**Raw records**:

***

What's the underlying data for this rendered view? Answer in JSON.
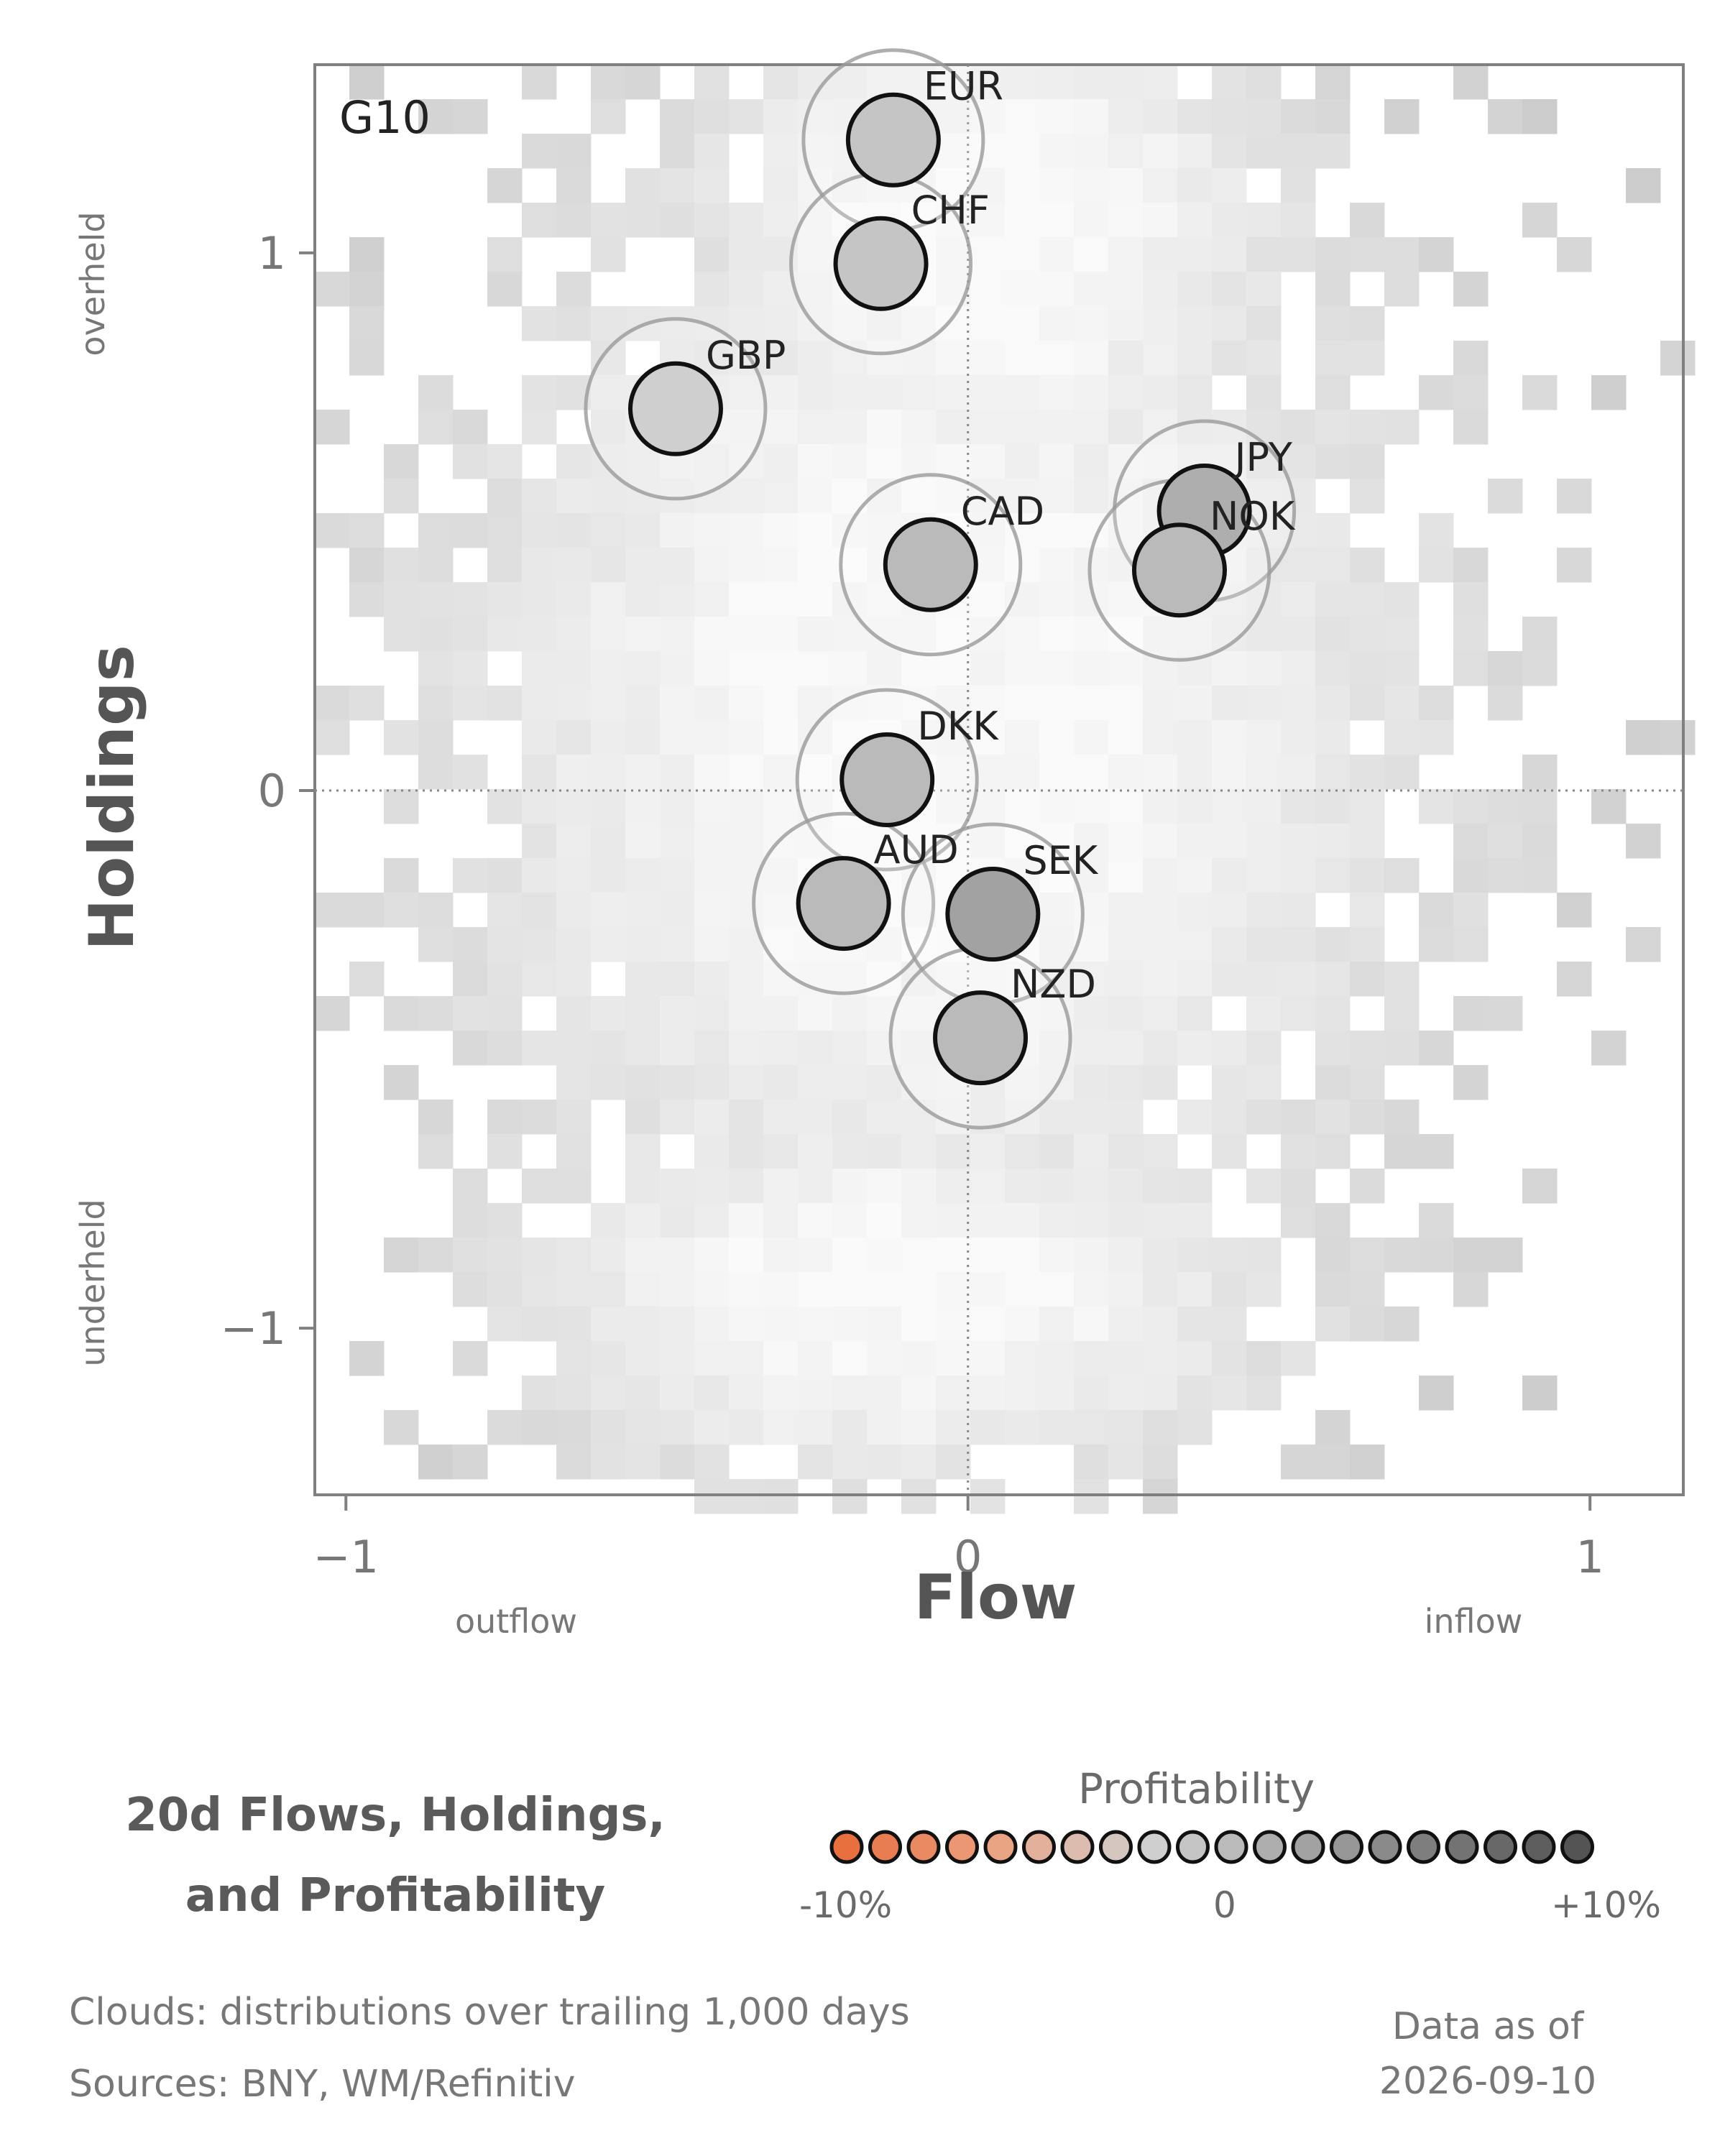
{
  "chart_data": {
    "type": "scatter",
    "panel_label": "G10",
    "xlabel": "Flow",
    "ylabel": "Holdings",
    "x_side_labels": {
      "left": "outflow",
      "right": "inflow"
    },
    "y_side_labels": {
      "top": "overheld",
      "bottom": "underheld"
    },
    "xlim": [
      -1.05,
      1.15
    ],
    "ylim": [
      -1.31,
      1.35
    ],
    "x_ticks": [
      {
        "v": -1,
        "label": "−1"
      },
      {
        "v": 0,
        "label": "0"
      },
      {
        "v": 1,
        "label": "1"
      }
    ],
    "y_ticks": [
      {
        "v": 1,
        "label": "1"
      },
      {
        "v": 0,
        "label": "0"
      },
      {
        "v": -1,
        "label": "−1"
      }
    ],
    "reference_lines": {
      "x": 0,
      "y": 0,
      "style": "dotted"
    },
    "background": "grayscale density clouds",
    "series": [
      {
        "label": "EUR",
        "x": -0.12,
        "y": 1.21,
        "profitability": -0.01
      },
      {
        "label": "CHF",
        "x": -0.14,
        "y": 0.98,
        "profitability": -0.01
      },
      {
        "label": "GBP",
        "x": -0.47,
        "y": 0.71,
        "profitability": -0.015
      },
      {
        "label": "JPY",
        "x": 0.38,
        "y": 0.52,
        "profitability": 0.02
      },
      {
        "label": "CAD",
        "x": -0.06,
        "y": 0.42,
        "profitability": 0.01
      },
      {
        "label": "NOK",
        "x": 0.34,
        "y": 0.41,
        "profitability": 0.01
      },
      {
        "label": "DKK",
        "x": -0.13,
        "y": 0.02,
        "profitability": 0.005
      },
      {
        "label": "AUD",
        "x": -0.2,
        "y": -0.21,
        "profitability": 0.01
      },
      {
        "label": "SEK",
        "x": 0.04,
        "y": -0.23,
        "profitability": 0.025
      },
      {
        "label": "NZD",
        "x": 0.02,
        "y": -0.46,
        "profitability": 0.01
      }
    ]
  },
  "title_lines": [
    "20d Flows, Holdings,",
    "and Profitability"
  ],
  "legend": {
    "title": "Profitability",
    "min_label": "-10%",
    "mid_label": "0",
    "max_label": "+10%",
    "colors": [
      "#e8703f",
      "#e97d52",
      "#ea8a62",
      "#eb9773",
      "#e9a483",
      "#e3b19b",
      "#dbbcaf",
      "#d5c7c0",
      "#cfcfcf",
      "#c5c5c5",
      "#bababa",
      "#aeaeae",
      "#a2a2a2",
      "#969696",
      "#8a8a8a",
      "#7e7e7e",
      "#737373",
      "#686868",
      "#5e5e5e",
      "#545454"
    ]
  },
  "footer": {
    "line1": "Clouds:  distributions over trailing 1,000 days",
    "line2": "Sources:  BNY, WM/Refinitiv"
  },
  "as_of": {
    "line1": "Data as of",
    "line2": "2026-09-10"
  }
}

***

**THE TASK**: Reproduce the whole listing above word for word, but not its pictures.

**ANSWER FOR THIS EXERCISE**:
What's the underlying data for this rendered view? Answer in JSON.
{
  "chart_data": {
    "type": "scatter",
    "panel_label": "G10",
    "xlabel": "Flow",
    "ylabel": "Holdings",
    "x_side_labels": {
      "left": "outflow",
      "right": "inflow"
    },
    "y_side_labels": {
      "top": "overheld",
      "bottom": "underheld"
    },
    "xlim": [
      -1.05,
      1.15
    ],
    "ylim": [
      -1.31,
      1.35
    ],
    "x_ticks": [
      {
        "v": -1,
        "label": "−1"
      },
      {
        "v": 0,
        "label": "0"
      },
      {
        "v": 1,
        "label": "1"
      }
    ],
    "y_ticks": [
      {
        "v": 1,
        "label": "1"
      },
      {
        "v": 0,
        "label": "0"
      },
      {
        "v": -1,
        "label": "−1"
      }
    ],
    "reference_lines": {
      "x": 0,
      "y": 0,
      "style": "dotted"
    },
    "background": "grayscale density clouds",
    "series": [
      {
        "label": "EUR",
        "x": -0.12,
        "y": 1.21,
        "profitability": -0.01
      },
      {
        "label": "CHF",
        "x": -0.14,
        "y": 0.98,
        "profitability": -0.01
      },
      {
        "label": "GBP",
        "x": -0.47,
        "y": 0.71,
        "profitability": -0.015
      },
      {
        "label": "JPY",
        "x": 0.38,
        "y": 0.52,
        "profitability": 0.02
      },
      {
        "label": "CAD",
        "x": -0.06,
        "y": 0.42,
        "profitability": 0.01
      },
      {
        "label": "NOK",
        "x": 0.34,
        "y": 0.41,
        "profitability": 0.01
      },
      {
        "label": "DKK",
        "x": -0.13,
        "y": 0.02,
        "profitability": 0.005
      },
      {
        "label": "AUD",
        "x": -0.2,
        "y": -0.21,
        "profitability": 0.01
      },
      {
        "label": "SEK",
        "x": 0.04,
        "y": -0.23,
        "profitability": 0.025
      },
      {
        "label": "NZD",
        "x": 0.02,
        "y": -0.46,
        "profitability": 0.01
      }
    ]
  },
  "title_lines": [
    "20d Flows, Holdings,",
    "and Profitability"
  ],
  "legend": {
    "title": "Profitability",
    "min_label": "-10%",
    "mid_label": "0",
    "max_label": "+10%",
    "colors": [
      "#e8703f",
      "#e97d52",
      "#ea8a62",
      "#eb9773",
      "#e9a483",
      "#e3b19b",
      "#dbbcaf",
      "#d5c7c0",
      "#cfcfcf",
      "#c5c5c5",
      "#bababa",
      "#aeaeae",
      "#a2a2a2",
      "#969696",
      "#8a8a8a",
      "#7e7e7e",
      "#737373",
      "#686868",
      "#5e5e5e",
      "#545454"
    ]
  },
  "footer": {
    "line1": "Clouds:  distributions over trailing 1,000 days",
    "line2": "Sources:  BNY, WM/Refinitiv"
  },
  "as_of": {
    "line1": "Data as of",
    "line2": "2026-09-10"
  }
}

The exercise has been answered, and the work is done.